→ Extrait fourni:
'''
3. D'une part, il résulte de l'instruction que, par une convention conclue le 28 janvier 2009, la SAS Golbey-Distribution-Goldis s'est engagée à donner à la Banque alimentaire des Vosges des produits alimentaires avant leur date limite de consommation, cette dernière se chargeant de vérifier le caractère consommable de ces produits avant de les redistribuer à des associations caritatives. La société requérante produit en ce sens un document émanant du président de la Banque alimentaire, daté du 1er février 2009, attestant que les produits lui sont donnés deux jours au minimum avant la date limite de consommation. L'administration fiscale ne produit aucun élément pour établir que la SAS Golbey-Distribution-Goldis ne respectait pas les prescriptions de l'article R. 112-25 du code de la consommation, en ce qu'elles interdisaient notamment la détention en vue de la distribution à titre gratuit de denrées alimentaires comportant une date limite de consommation dépassée, et, contrairement à ce qu'elle soutient, aucune disposition, notamment celles du règlement (CE) n° 178/2002 du Parlement européen et du Conseil du 28 janvier 2002 établissant les principes généraux et les prescriptions générales de la législation alimentaire, instituant l'Autorité européenne de sécurité des aliments et fixant des procédures relatives à la sécurité des denrées alimentaires, n'impose un suivi des dates limite de consommation des produits alimentaires dans la comptabilité des stocks de denrées alimentaires. Par suite, la société requérante est fondée à soutenir que la date limite de consommation des denrées qu'elle a données à la Banque alimentaire des Vosges n'était pas atteinte à la date des versements au sens de l'article 238 bis précité effectués sous forme de dons de denrées alimentaires.
'''
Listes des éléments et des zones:
'''
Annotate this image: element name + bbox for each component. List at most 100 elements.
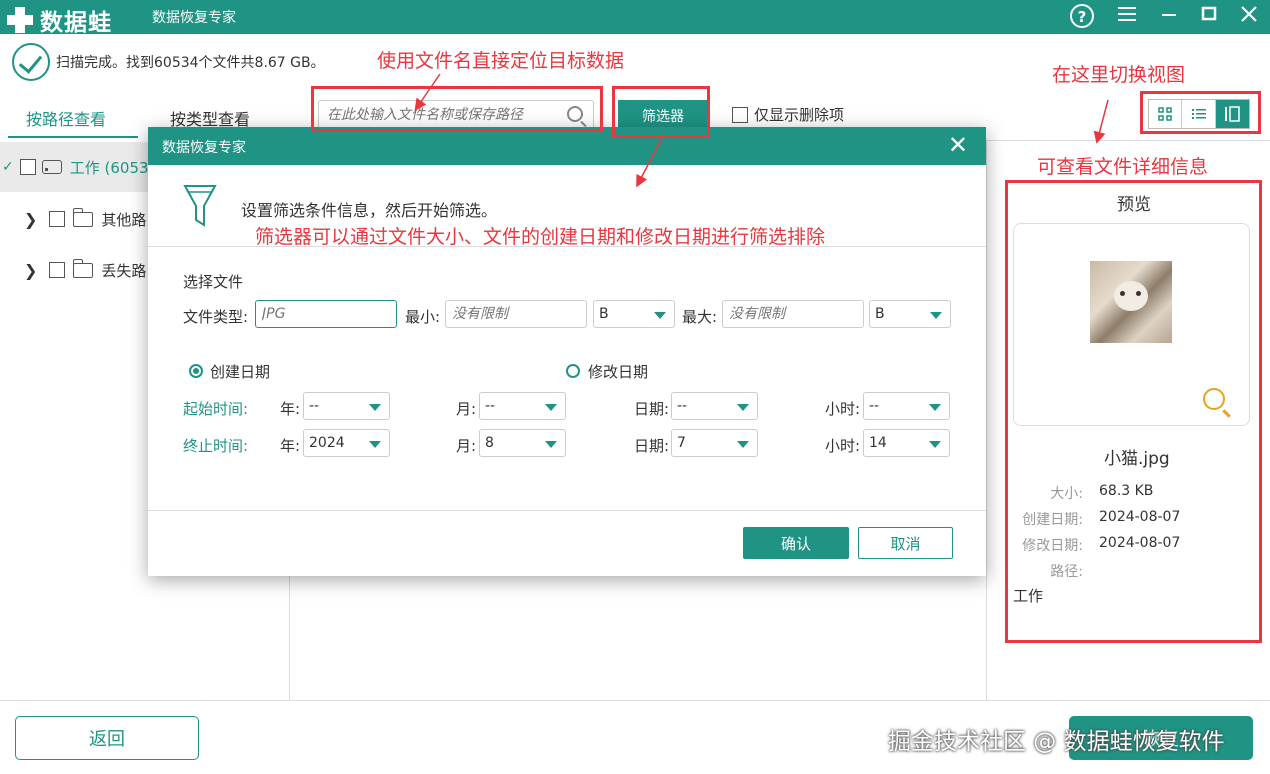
start-hour-select[interactable]: -- (863, 392, 950, 420)
end-time-label: 终止时间: (183, 437, 249, 455)
start-hour-value: -- (869, 398, 880, 414)
dialog-title: 数据恢复专家 (162, 140, 246, 156)
maximize-icon[interactable] (1195, 3, 1223, 31)
min-size-field[interactable] (445, 300, 587, 328)
file-type-field[interactable] (255, 300, 397, 328)
chevron-right-icon[interactable]: ❯ (24, 210, 37, 229)
end-hour-select[interactable]: 14 (863, 429, 950, 457)
tree-item-label: 丢失路 (101, 261, 147, 280)
max-size-field[interactable] (722, 300, 864, 328)
filter-annotation: 筛选器可以通过文件大小、文件的创建日期和修改日期进行筛选排除 (255, 226, 826, 248)
end-day-select[interactable]: 7 (671, 429, 758, 457)
dropdown-arrow-icon (654, 312, 666, 319)
chevron-right-icon[interactable]: ❯ (24, 261, 37, 280)
scan-status-text: 扫描完成。找到60534个文件共8.67 GB。 (56, 55, 325, 71)
dropdown-arrow-icon (737, 404, 749, 411)
dropdown-arrow-icon (929, 404, 941, 411)
search-annotation: 使用文件名直接定位目标数据 (377, 50, 625, 72)
confirm-button[interactable]: 确认 (743, 527, 849, 559)
min-unit-select[interactable]: B (593, 300, 675, 328)
end-hour-value: 14 (869, 435, 887, 451)
dialog-close-icon[interactable]: ✕ (948, 130, 968, 160)
dropdown-arrow-icon (545, 404, 557, 411)
drive-icon (41, 160, 62, 174)
close-icon[interactable] (1235, 3, 1263, 31)
created-date-label: 创建日期 (210, 363, 271, 381)
help-icon[interactable]: ? (1068, 3, 1096, 31)
watermark: 掘金技术社区 @ 数据蛙恢复软件 (888, 729, 1225, 755)
view-switch-annotation: 在这里切换视图 (1052, 64, 1186, 86)
details-annotation: 可查看文件详细信息 (1037, 156, 1209, 178)
search-highlight-box (311, 86, 603, 132)
check-circle-icon (12, 43, 50, 81)
dropdown-arrow-icon (545, 441, 557, 448)
file-type-label: 文件类型: (183, 308, 249, 326)
min-size-label: 最小: (405, 308, 441, 326)
select-file-section: 选择文件 (183, 273, 244, 291)
scan-status: 扫描完成。找到60534个文件共8.67 GB。 (12, 43, 325, 81)
funnel-icon (183, 185, 217, 227)
logo-cross-icon (6, 6, 34, 34)
logo-text: 数据蛙 (40, 10, 112, 36)
start-day-select[interactable]: -- (671, 392, 758, 420)
filter-highlight-box (612, 86, 710, 138)
only-deleted-toggle[interactable]: 仅显示删除项 (732, 104, 844, 125)
app-title: 数据恢复专家 (152, 10, 236, 26)
minimize-icon[interactable] (1155, 3, 1183, 31)
start-day-value: -- (677, 398, 688, 414)
menu-icon[interactable] (1113, 3, 1141, 31)
active-tab-underline (8, 136, 138, 138)
end-month-value: 8 (485, 435, 494, 451)
expanded-check-icon: ✓ (2, 159, 14, 175)
dropdown-arrow-icon (929, 441, 941, 448)
start-year-value: -- (309, 398, 320, 414)
max-unit-value: B (875, 306, 885, 322)
dialog-intro: 设置筛选条件信息，然后开始筛选。 (241, 201, 498, 220)
tree-checkbox[interactable] (49, 211, 66, 227)
min-size-input[interactable] (446, 301, 586, 327)
end-month-select[interactable]: 8 (479, 429, 566, 457)
hour-label: 小时: (825, 437, 861, 455)
dialog-footer-divider (148, 510, 986, 511)
end-year-value: 2024 (309, 435, 345, 451)
only-deleted-label: 仅显示删除项 (754, 106, 845, 124)
created-date-radio[interactable] (189, 364, 203, 378)
max-size-label: 最大: (682, 308, 718, 326)
tree-checkbox[interactable] (49, 262, 66, 278)
max-unit-select[interactable]: B (869, 300, 951, 328)
title-bar: 数据蛙 数据恢复专家 ? (0, 0, 1270, 36)
dropdown-arrow-icon (369, 404, 381, 411)
start-month-value: -- (485, 398, 496, 414)
dialog-header: 数据恢复专家 ✕ (148, 127, 986, 165)
file-type-input[interactable] (256, 301, 396, 327)
year-label: 年: (280, 400, 301, 418)
details-highlight-box (1005, 180, 1262, 643)
dropdown-arrow-icon (737, 441, 749, 448)
day-label: 日期: (634, 400, 670, 418)
folder-icon (73, 258, 94, 278)
max-size-input[interactable] (723, 301, 863, 327)
start-year-select[interactable]: -- (303, 392, 390, 420)
only-deleted-checkbox[interactable] (732, 106, 748, 123)
year-label: 年: (280, 437, 301, 455)
tab-by-path[interactable]: 按路径查看 (26, 106, 106, 130)
folder-icon (73, 207, 94, 227)
min-unit-value: B (599, 306, 609, 322)
month-label: 月: (456, 437, 477, 455)
footer-divider (0, 700, 1270, 701)
day-label: 日期: (634, 437, 670, 455)
modified-date-label: 修改日期 (588, 363, 649, 381)
start-month-select[interactable]: -- (479, 392, 566, 420)
end-year-select[interactable]: 2024 (303, 429, 390, 457)
dropdown-arrow-icon (930, 312, 942, 319)
hour-label: 小时: (825, 400, 861, 418)
dropdown-arrow-icon (369, 441, 381, 448)
modified-date-radio[interactable] (566, 364, 580, 378)
tree-checkbox[interactable] (19, 159, 36, 175)
start-time-label: 起始时间: (183, 400, 249, 418)
back-button[interactable]: 返回 (15, 716, 199, 760)
svg-text:?: ? (1078, 8, 1087, 26)
cancel-button[interactable]: 取消 (858, 527, 953, 559)
tree-item-label: 工作 (6053 (69, 158, 149, 177)
end-day-value: 7 (677, 435, 686, 451)
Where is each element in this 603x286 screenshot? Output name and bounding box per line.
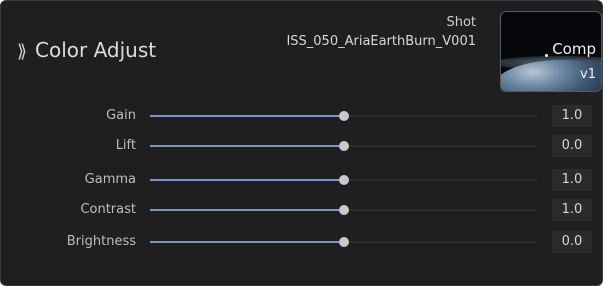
control-row-brightness: Brightness 0.0 <box>1 231 602 253</box>
slider-handle[interactable] <box>339 141 349 151</box>
control-label: Gamma <box>84 172 136 187</box>
control-row-lift: Lift 0.0 <box>1 135 602 157</box>
slider-handle[interactable] <box>339 175 349 185</box>
slider-handle[interactable] <box>339 205 349 215</box>
slider-handle[interactable] <box>339 237 349 247</box>
slider-fill <box>150 115 344 117</box>
slider-fill <box>150 209 344 211</box>
control-row-gain: Gain 1.0 <box>1 105 602 127</box>
slider-handle[interactable] <box>339 111 349 121</box>
slider-track[interactable] <box>150 111 537 121</box>
control-label: Brightness <box>66 234 136 249</box>
value-field[interactable]: 0.0 <box>552 135 592 157</box>
value-field[interactable]: 1.0 <box>552 169 592 191</box>
thumbnail-comp-label: Comp <box>552 40 596 58</box>
value-field[interactable]: 1.0 <box>552 105 592 127</box>
shot-name: ISS_050_AriaEarthBurn_V001 <box>286 34 476 49</box>
slider-track[interactable] <box>150 175 537 185</box>
control-label: Lift <box>115 138 136 153</box>
comp-thumbnail[interactable]: Comp v1 <box>500 11 602 92</box>
value-field[interactable]: 1.0 <box>552 199 592 221</box>
panel-header: ⟫ Color Adjust Shot ISS_050_AriaEarthBurn… <box>1 1 602 96</box>
value-field[interactable]: 0.0 <box>552 231 592 253</box>
control-row-gamma: Gamma 1.0 <box>1 169 602 191</box>
control-row-contrast: Contrast 1.0 <box>1 199 602 221</box>
panel-title[interactable]: ⟫ Color Adjust <box>17 38 156 62</box>
slider-fill <box>150 145 344 147</box>
shot-label: Shot <box>446 15 476 30</box>
slider-track[interactable] <box>150 237 537 247</box>
sun-glint <box>545 54 548 57</box>
control-label: Contrast <box>80 202 136 217</box>
thumbnail-version-label: v1 <box>580 67 596 82</box>
chevron-expand-icon[interactable]: ⟫ <box>17 41 27 62</box>
slider-track[interactable] <box>150 141 537 151</box>
color-adjust-panel: ⟫ Color Adjust Shot ISS_050_AriaEarthBurn… <box>0 0 603 286</box>
control-label: Gain <box>106 108 136 123</box>
slider-track[interactable] <box>150 205 537 215</box>
panel-title-label: Color Adjust <box>35 38 157 62</box>
slider-fill <box>150 179 344 181</box>
slider-fill <box>150 241 344 243</box>
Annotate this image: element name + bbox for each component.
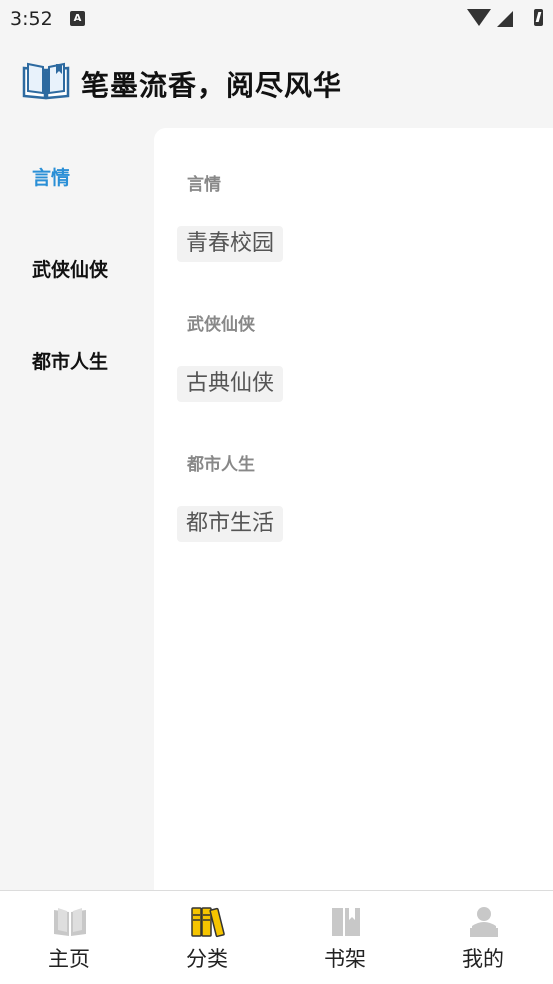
subcategory-panel: 言情 青春校园 武侠仙侠 古典仙侠 都市人生 都市生活: [154, 128, 553, 890]
app-header: 笔墨流香，阅尽风华: [0, 38, 553, 128]
nav-category[interactable]: 分类: [138, 891, 276, 984]
nav-category-label: 分类: [186, 947, 228, 971]
category-sidebar: 言情 武侠仙侠 都市人生: [0, 128, 154, 890]
wifi-icon: [467, 9, 491, 26]
nav-home[interactable]: 主页: [0, 891, 138, 984]
battery-icon: [534, 9, 543, 26]
book-icon: [54, 908, 86, 936]
tag-urban-life[interactable]: 都市生活: [177, 506, 284, 542]
category-item-romance[interactable]: 言情: [32, 163, 70, 190]
nav-profile[interactable]: 我的: [414, 891, 552, 984]
section-title-wuxia: 武侠仙侠: [187, 315, 255, 335]
status-time: 3:52: [10, 8, 53, 30]
nav-bookshelf[interactable]: 书架: [276, 891, 414, 984]
category-books-icon: [191, 907, 225, 938]
bookshelf-icon: [332, 908, 360, 936]
category-item-wuxia[interactable]: 武侠仙侠: [32, 255, 108, 282]
section-title-urban: 都市人生: [187, 455, 255, 475]
open-book-icon: [22, 62, 70, 100]
profile-icon: [470, 907, 498, 937]
status-bar: 3:52 A: [0, 0, 553, 38]
tag-classic-xianxia[interactable]: 古典仙侠: [177, 366, 284, 402]
signal-icon: [497, 11, 513, 27]
section-title-romance: 言情: [187, 175, 221, 195]
app-title: 笔墨流香，阅尽风华: [81, 69, 343, 102]
category-item-urban[interactable]: 都市人生: [32, 347, 108, 374]
nav-bookshelf-label: 书架: [324, 947, 366, 971]
nav-profile-label: 我的: [462, 947, 504, 971]
tag-campus[interactable]: 青春校园: [177, 226, 284, 262]
bottom-navigation: 主页 分类 书架 我的: [0, 890, 553, 984]
nav-home-label: 主页: [48, 947, 90, 971]
notification-a-icon: A: [70, 11, 85, 26]
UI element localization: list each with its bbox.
'''
→ Consigne: Reproduisez intégralement l'extrait portant sur les dons de denrées alimentaires à la Banque alimentaire des Vosges. Ces données ne servent pas ici.

→ Résultat obtenu:
3. D'une part, il résulte de l'instruction que, par une convention conclue le 28 janvier 2009, la SAS Golbey-Distribution-Goldis s'est engagée à donner à la Banque alimentaire des Vosges des produits alimentaires avant leur date limite de consommation, cette dernière se chargeant de vérifier le caractère consommable de ces produits avant de les redistribuer à des associations caritatives. La société requérante produit en ce sens un document émanant du président de la Banque alimentaire, daté du 1er février 2009, attestant que les produits lui sont donnés deux jours au minimum avant la date limite de consommation. L'administration fiscale ne produit aucun élément pour établir que la SAS Golbey-Distribution-Goldis ne respectait pas les prescriptions de l'article R. 112-25 du code de la consommation, en ce qu'elles interdisaient notamment la détention en vue de la distribution à titre gratuit de denrées alimentaires comportant une date limite de consommation dépassée, et, contrairement à ce qu'elle soutient, aucune disposition, notamment celles du règlement (CE) n° 178/2002 du Parlement européen et du Conseil du 28 janvier 2002 établissant les principes généraux et les prescriptions générales de la législation alimentaire, instituant l'Autorité européenne de sécurité des aliments et fixant des procédures relatives à la sécurité des denrées alimentaires, n'impose un suivi des dates limite de consommation des produits alimentaires dans la comptabilité des stocks de denrées alimentaires. Par suite, la société requérante est fondée à soutenir que la date limite de consommation des denrées qu'elle a données à la Banque alimentaire des Vosges n'était pas atteinte à la date des versements au sens de l'article 238 bis précité effectués sous forme de dons de denrées alimentaires.